> _A run of records_
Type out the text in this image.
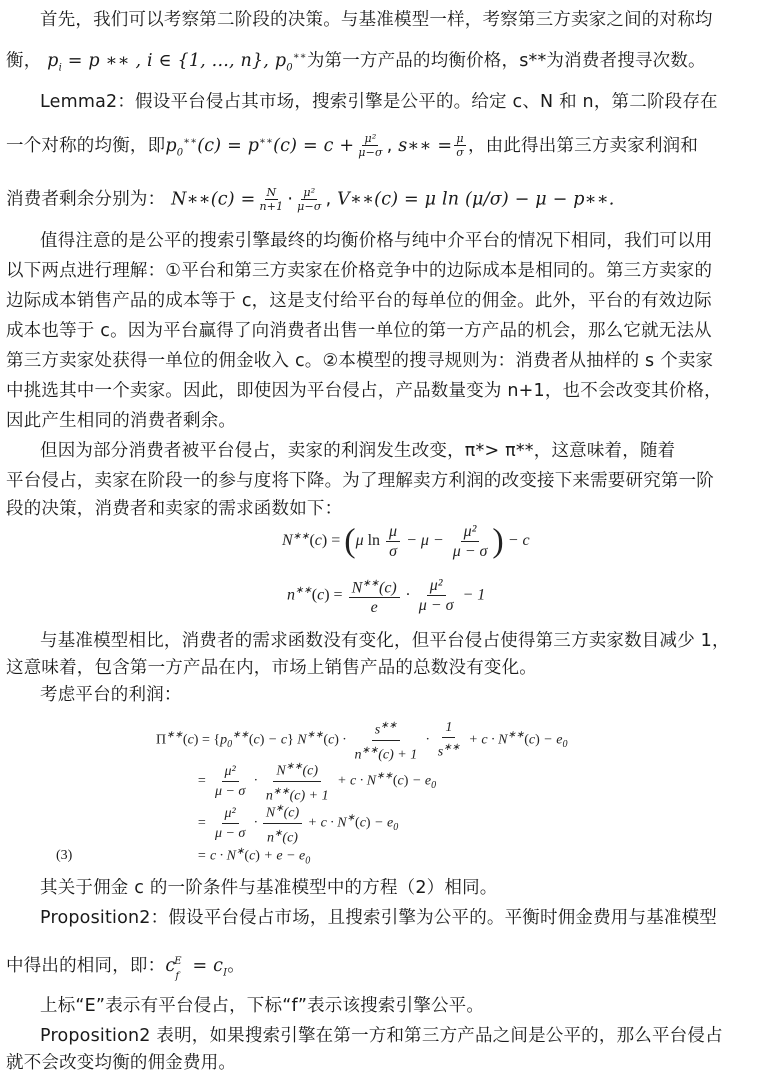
首先，我们可以考察第二阶段的决策。与基准模型一样，考察第三方卖家之间的对称均
衡， $p_i = p$ ∗∗ , i ∈ {1, ..., n}, $p_0^{∗∗}$为第一方产品的均衡价格，s**为消费者搜寻次数。
Lemma2：假设平台侵占其市场，搜索引擎是公平的。给定 c、N 和 n，第二阶段存在
一个对称的均衡，即$p_0^{∗∗}(c) = p^{∗∗}(c) = c + \frac{\text{μ²}}{\mu-\sigma}$ , s∗∗ = $\frac{\mu}{\sigma}$ ，由此得出第三方卖家利润和
消费者剩余分别为： N∗∗(c) = $\frac{N}{n+1} \cdot \frac{\text{μ²}}{\mu-\sigma}$ , V∗∗(c) = μ ln (μ/σ) − μ − p∗∗.
值得注意的是公平的搜索引擎最终的均衡价格与纯中介平台的情况下相同，我们可以用
以下两点进行理解：①平台和第三方卖家在价格竞争中的边际成本是相同的。第三方卖家的
边际成本销售产品的成本等于 c，这是支付给平台的每单位的佣金。此外，平台的有效边际
成本也等于 c。因为平台赢得了向消费者出售一单位的第一方产品的机会，那么它就无法从
第三方卖家处获得一单位的佣金收入 c。②本模型的搜寻规则为：消费者从抽样的 s 个卖家
中挑选其中一个卖家。因此，即使因为平台侵占，产品数量变为 n+1，也不会改变其价格，
因此产生相同的消费者剩余。
但因为部分消费者被平台侵占，卖家的利润发生改变，π*> π**，这意味着，随着
平台侵占，卖家在阶段一的参与度将下降。为了理解卖方利润的改变接下来需要研究第一阶
段的决策，消费者和卖家的需求函数如下：
N∗∗(c) = (μ $\ln \frac{\mu}{\sigma} - \mu - \frac{\text{μ²}}{\mu - \sigma}$ ) − c
$n^{∗∗}(c) = \frac{N^{∗∗}(c)}{e} \cdot \frac{\text{μ²}}{\mu - \sigma} - 1$
与基准模型相比，消费者的需求函数没有变化，但平台侵占使得第三方卖家数目减少 1，
这意味着，包含第一方产品在内，市场上销售产品的总数没有变化。
考虑平台的利润：
$\Pi^{∗∗}(c) = \{p_0^{∗∗}(c) - c\} N^{∗∗}(c) \cdot \frac{s^{∗∗}}{n^{∗∗}(c) + 1} \cdot \frac{1}{s^{∗∗}} + c \cdot N^{∗∗}(c) - e_0$
= $\frac{\text{μ²}}{\mu - \sigma} \cdot \frac{N^{∗∗}(c)}{n^{∗∗}(c) + 1} + c \cdot N^{∗∗}(c) - e_0$
= $\frac{\text{μ²}}{\mu - \sigma} \cdot \frac{N^∗(c)}{n^∗(c)} + c \cdot N^∗(c) - e_0$
(3)	= $c \cdot N^∗(c) + e - e_0$
其关于佣金 c 的一阶条件与基准模型中的方程（2）相同。
Proposition2：假设平台侵占市场，且搜索引擎为公平的。平衡时佣金费用与基准模型
中得出的相同，即：$c_f^E = c_I$。
上标“E”表示有平台侵占，下标“f”表示该搜索引擎公平。
Proposition2 表明，如果搜索引擎在第一方和第三方产品之间是公平的，那么平台侵占
就不会改变均衡的佣金费用。
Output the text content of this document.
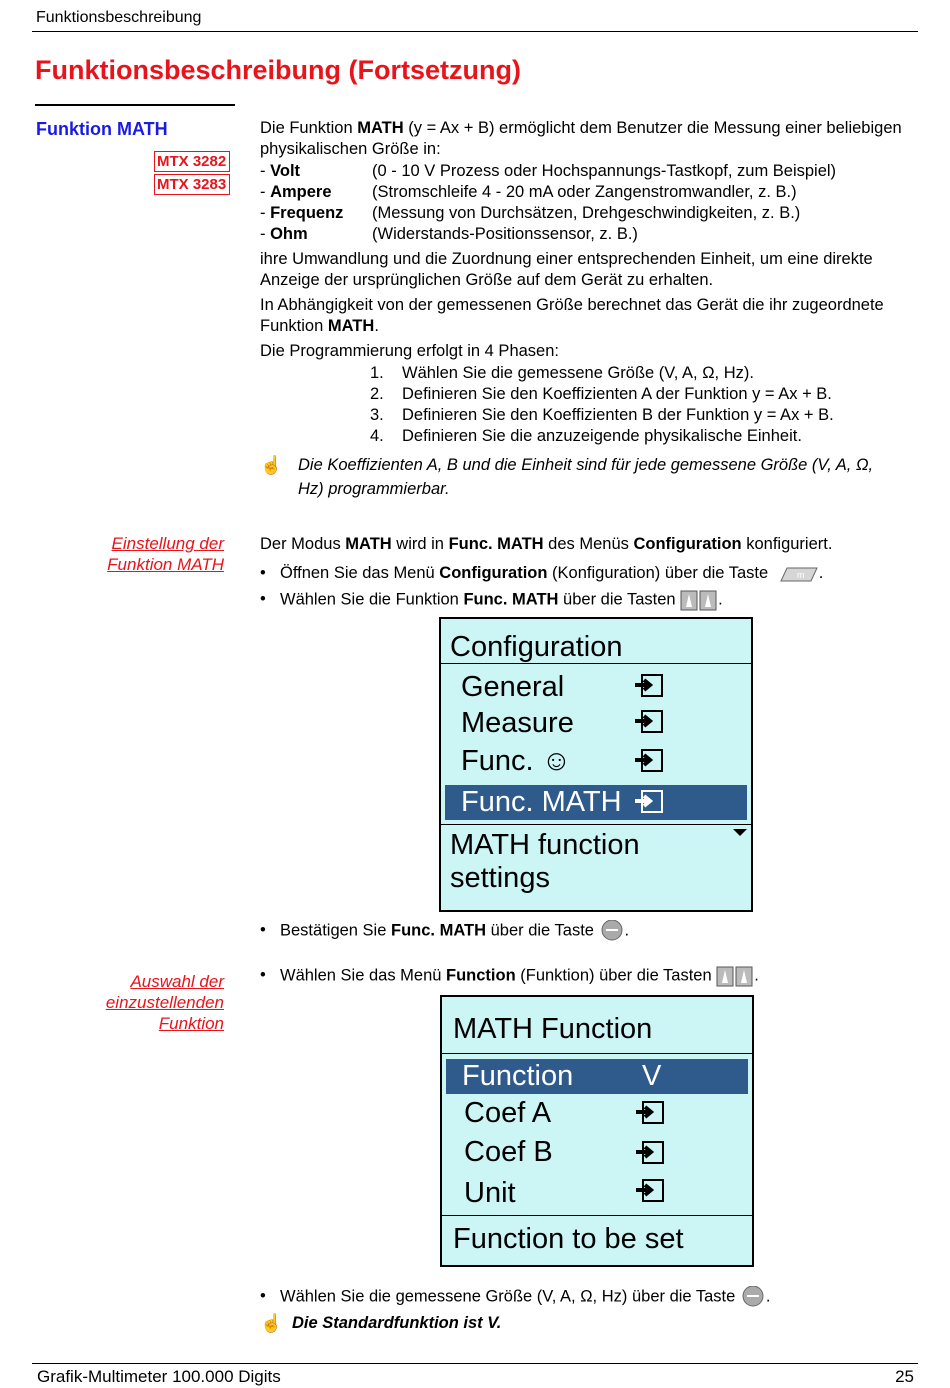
Funktionsbeschreibung
Funktionsbeschreibung (Fortsetzung)
Funktion MATH
MTX 3282
MTX 3283

Die Funktion MATH (y = Ax + B) ermöglicht dem Benutzer die Messung einer beliebigen physikalischen Größe in:

- Volt	(0 - 10 V Prozess oder Hochspannungs-Tastkopf, zum Beispiel)
- Ampere	(Stromschleife 4 - 20 mA oder Zangenstromwandler, z. B.)
- Frequenz	(Messung von Durchsätzen, Drehgeschwindigkeiten, z. B.)
- Ohm	(Widerstands-Positionssensor, z. B.)

ihre Umwandlung und die Zuordnung einer entsprechenden Einheit, um eine direkte Anzeige der ursprünglichen Größe auf dem Gerät zu erhalten.

In Abhängigkeit von der gemessenen Größe berechnet das Gerät die ihr zugeordnete Funktion MATH.

Die Programmierung erfolgt in 4 Phasen:

1.	Wählen Sie die gemessene Größe (V, A, Ω, Hz).
2.	Definieren Sie den Koeffizienten A der Funktion y = Ax + B.
3.	Definieren Sie den Koeffizienten B der Funktion y = Ax + B.
4.	Definieren Sie die anzuzeigende physikalische Einheit.
☝ Die Koeffizienten A, B und die Einheit sind für jede gemessene Größe (V, A, Ω, Hz) programmierbar.
Einstellung der
Funktion MATH

Der Modus MATH wird in Func. MATH des Menüs Configuration konfiguriert.

• Öffnen Sie das Menü Configuration (Konfiguration) über die Taste	m .
• Wählen Sie die Funktion Func. MATH über die Tasten .
Configuration
General
Measure
Func. ☺
Func. MATH
MATH function
settings
• Bestätigen Sie Func. MATH über die Taste .
Auswahl der
einzustellenden
Funktion
• Wählen Sie das Menü Function (Funktion) über die Tasten .
MATH Function
Function V
Coef A
Coef B
Unit
Function to be set
• Wählen Sie die gemessene Größe (V, A, Ω, Hz) über die Taste .
☝ Die Standardfunktion ist V.
Grafik-Multimeter 100.000 Digits	25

> _What is being asked_
Your task is to return the entries above exactly, with no pictures.

> _Answer to this task_
Type out the text in this image.
首先，我们可以考察第二阶段的决策。与基准模型一样，考察第三方卖家之间的对称均
衡， $p_i = p$ ∗∗ , i ∈ {1, ..., n}, $p_0^{∗∗}$为第一方产品的均衡价格，s**为消费者搜寻次数。
Lemma2：假设平台侵占其市场，搜索引擎是公平的。给定 c、N 和 n，第二阶段存在
一个对称的均衡，即$p_0^{∗∗}(c) = p^{∗∗}(c) = c + \frac{\text{μ²}}{\mu-\sigma}$ , s∗∗ = $\frac{\mu}{\sigma}$ ，由此得出第三方卖家利润和
消费者剩余分别为： N∗∗(c) = $\frac{N}{n+1} \cdot \frac{\text{μ²}}{\mu-\sigma}$ , V∗∗(c) = μ ln (μ/σ) − μ − p∗∗.
值得注意的是公平的搜索引擎最终的均衡价格与纯中介平台的情况下相同，我们可以用
以下两点进行理解：①平台和第三方卖家在价格竞争中的边际成本是相同的。第三方卖家的
边际成本销售产品的成本等于 c，这是支付给平台的每单位的佣金。此外，平台的有效边际
成本也等于 c。因为平台赢得了向消费者出售一单位的第一方产品的机会，那么它就无法从
第三方卖家处获得一单位的佣金收入 c。②本模型的搜寻规则为：消费者从抽样的 s 个卖家
中挑选其中一个卖家。因此，即使因为平台侵占，产品数量变为 n+1，也不会改变其价格，
因此产生相同的消费者剩余。
但因为部分消费者被平台侵占，卖家的利润发生改变，π*> π**，这意味着，随着
平台侵占，卖家在阶段一的参与度将下降。为了理解卖方利润的改变接下来需要研究第一阶
段的决策，消费者和卖家的需求函数如下：
N∗∗(c) = (μ $\ln \frac{\mu}{\sigma} - \mu - \frac{\text{μ²}}{\mu - \sigma}$ ) − c
$n^{∗∗}(c) = \frac{N^{∗∗}(c)}{e} \cdot \frac{\text{μ²}}{\mu - \sigma} - 1$
与基准模型相比，消费者的需求函数没有变化，但平台侵占使得第三方卖家数目减少 1，
这意味着，包含第一方产品在内，市场上销售产品的总数没有变化。
考虑平台的利润：
$\Pi^{∗∗}(c) = \{p_0^{∗∗}(c) - c\} N^{∗∗}(c) \cdot \frac{s^{∗∗}}{n^{∗∗}(c) + 1} \cdot \frac{1}{s^{∗∗}} + c \cdot N^{∗∗}(c) - e_0$
= $\frac{\text{μ²}}{\mu - \sigma} \cdot \frac{N^{∗∗}(c)}{n^{∗∗}(c) + 1} + c \cdot N^{∗∗}(c) - e_0$
= $\frac{\text{μ²}}{\mu - \sigma} \cdot \frac{N^∗(c)}{n^∗(c)} + c \cdot N^∗(c) - e_0$
(3)	= $c \cdot N^∗(c) + e - e_0$
其关于佣金 c 的一阶条件与基准模型中的方程（2）相同。
Proposition2：假设平台侵占市场，且搜索引擎为公平的。平衡时佣金费用与基准模型
中得出的相同，即：$c_f^E = c_I$。
上标“E”表示有平台侵占，下标“f”表示该搜索引擎公平。
Proposition2 表明，如果搜索引擎在第一方和第三方产品之间是公平的，那么平台侵占
就不会改变均衡的佣金费用。
Output the text content of this document.
Funktionsbeschreibung
Funktionsbeschreibung (Fortsetzung)
Funktion MATH
MTX 3282
MTX 3283

Die Funktion MATH (y = Ax + B) ermöglicht dem Benutzer die Messung einer beliebigen physikalischen Größe in:

- Volt	(0 - 10 V Prozess oder Hochspannungs-Tastkopf, zum Beispiel)
- Ampere	(Stromschleife 4 - 20 mA oder Zangenstromwandler, z. B.)
- Frequenz	(Messung von Durchsätzen, Drehgeschwindigkeiten, z. B.)
- Ohm	(Widerstands-Positionssensor, z. B.)

ihre Umwandlung und die Zuordnung einer entsprechenden Einheit, um eine direkte Anzeige der ursprünglichen Größe auf dem Gerät zu erhalten.

In Abhängigkeit von der gemessenen Größe berechnet das Gerät die ihr zugeordnete Funktion MATH.

Die Programmierung erfolgt in 4 Phasen:

1.	Wählen Sie die gemessene Größe (V, A, Ω, Hz).
2.	Definieren Sie den Koeffizienten A der Funktion y = Ax + B.
3.	Definieren Sie den Koeffizienten B der Funktion y = Ax + B.
4.	Definieren Sie die anzuzeigende physikalische Einheit.
☝ Die Koeffizienten A, B und die Einheit sind für jede gemessene Größe (V, A, Ω, Hz) programmierbar.
Einstellung der
Funktion MATH

Der Modus MATH wird in Func. MATH des Menüs Configuration konfiguriert.

• Öffnen Sie das Menü Configuration (Konfiguration) über die Taste	m .
• Wählen Sie die Funktion Func. MATH über die Tasten .
Configuration
General
Measure
Func. ☺
Func. MATH
MATH function
settings
• Bestätigen Sie Func. MATH über die Taste .
Auswahl der
einzustellenden
Funktion
• Wählen Sie das Menü Function (Funktion) über die Tasten .
MATH Function
Function V
Coef A
Coef B
Unit
Function to be set
• Wählen Sie die gemessene Größe (V, A, Ω, Hz) über die Taste .
☝ Die Standardfunktion ist V.
Grafik-Multimeter 100.000 Digits	25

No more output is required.